> **What this task involves**
Where a line holds "JSON", copy it.

Extracts from a graphics dataset
----------------
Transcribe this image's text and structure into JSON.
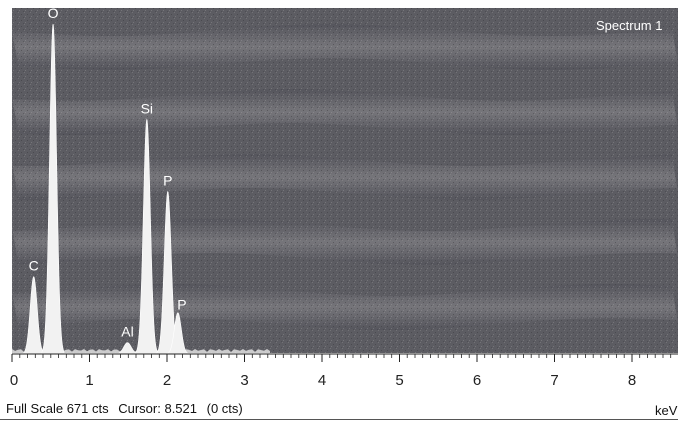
{
  "window": {
    "spectrum_label": "Spectrum 1"
  },
  "status": {
    "full_scale": "Full Scale 671 cts",
    "cursor": "Cursor: 8.521",
    "cursor_counts": "(0 cts)",
    "unit": "keV"
  },
  "colors": {
    "plot_background": "#5c5c62",
    "peak_fill": "#f2f2f2",
    "axis": "#222222"
  },
  "chart_data": {
    "type": "area",
    "title": "",
    "xlabel": "keV",
    "ylabel": "",
    "xlim": [
      0,
      8.5
    ],
    "ylim": [
      0,
      671
    ],
    "xticks": [
      0,
      1,
      2,
      3,
      4,
      5,
      6,
      7,
      8
    ],
    "xtick_labels": [
      "0",
      "1",
      "2",
      "3",
      "4",
      "5",
      "6",
      "7",
      "8"
    ],
    "grid": false,
    "legend": "none",
    "peaks": [
      {
        "label": "C",
        "energy": 0.28,
        "counts": 150
      },
      {
        "label": "O",
        "energy": 0.53,
        "counts": 640
      },
      {
        "label": "Al",
        "energy": 1.49,
        "counts": 22
      },
      {
        "label": "Si",
        "energy": 1.74,
        "counts": 455
      },
      {
        "label": "P",
        "energy": 2.01,
        "counts": 315
      },
      {
        "label": "P",
        "energy": 2.14,
        "counts": 80
      }
    ]
  }
}
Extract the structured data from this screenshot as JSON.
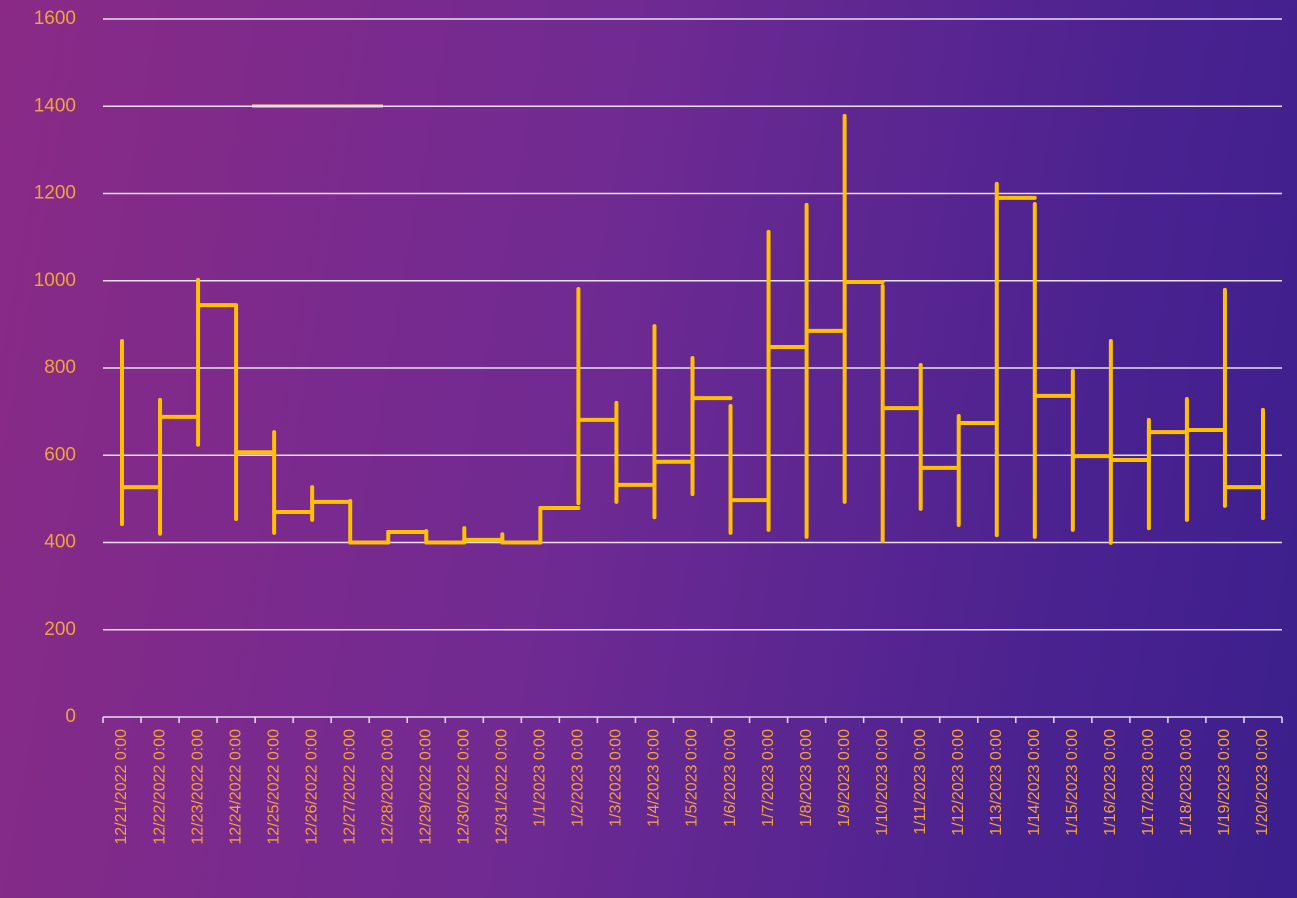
{
  "chart_data": {
    "type": "line",
    "categories": [
      "12/21/2022 0:00",
      "12/22/2022 0:00",
      "12/23/2022 0:00",
      "12/24/2022 0:00",
      "12/25/2022 0:00",
      "12/26/2022 0:00",
      "12/27/2022 0:00",
      "12/28/2022 0:00",
      "12/29/2022 0:00",
      "12/30/2022 0:00",
      "12/31/2022 0:00",
      "1/1/2023 0:00",
      "1/2/2023 0:00",
      "1/3/2023 0:00",
      "1/4/2023 0:00",
      "1/5/2023 0:00",
      "1/6/2023 0:00",
      "1/7/2023 0:00",
      "1/8/2023 0:00",
      "1/9/2023 0:00",
      "1/10/2023 0:00",
      "1/11/2023 0:00",
      "1/12/2023 0:00",
      "1/13/2023 0:00",
      "1/14/2023 0:00",
      "1/15/2023 0:00",
      "1/16/2023 0:00",
      "1/17/2023 0:00",
      "1/18/2023 0:00",
      "1/19/2023 0:00",
      "1/20/2023 0:00"
    ],
    "series": [
      {
        "color": "#ffc000",
        "values": [
          527,
          688,
          944,
          607,
          470,
          493,
          400,
          424,
          400,
          406,
          400,
          479,
          681,
          532,
          585,
          731,
          497,
          848,
          885,
          997,
          708,
          571,
          674,
          1190,
          736,
          598,
          589,
          653,
          658,
          527,
          null
        ],
        "high": [
          862,
          727,
          1002,
          942,
          653,
          527,
          495,
          424,
          426,
          433,
          419,
          479,
          981,
          720,
          896,
          823,
          713,
          1112,
          1174,
          1378,
          988,
          807,
          690,
          1222,
          1176,
          793,
          862,
          681,
          729,
          979,
          704
        ],
        "low": [
          442,
          420,
          624,
          454,
          422,
          452,
          400,
          400,
          400,
          400,
          400,
          400,
          490,
          493,
          458,
          511,
          422,
          429,
          413,
          493,
          403,
          477,
          440,
          417,
          413,
          429,
          399,
          433,
          452,
          484,
          456
        ]
      }
    ],
    "ylim": [
      0,
      1600
    ],
    "yticks": [
      0,
      200,
      400,
      600,
      800,
      1000,
      1200,
      1400,
      1600
    ],
    "grid": true
  }
}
----------------
> **Exercise result**
Transcribe this image's text and structure into JSON.
Extract the structured data from this screenshot as JSON.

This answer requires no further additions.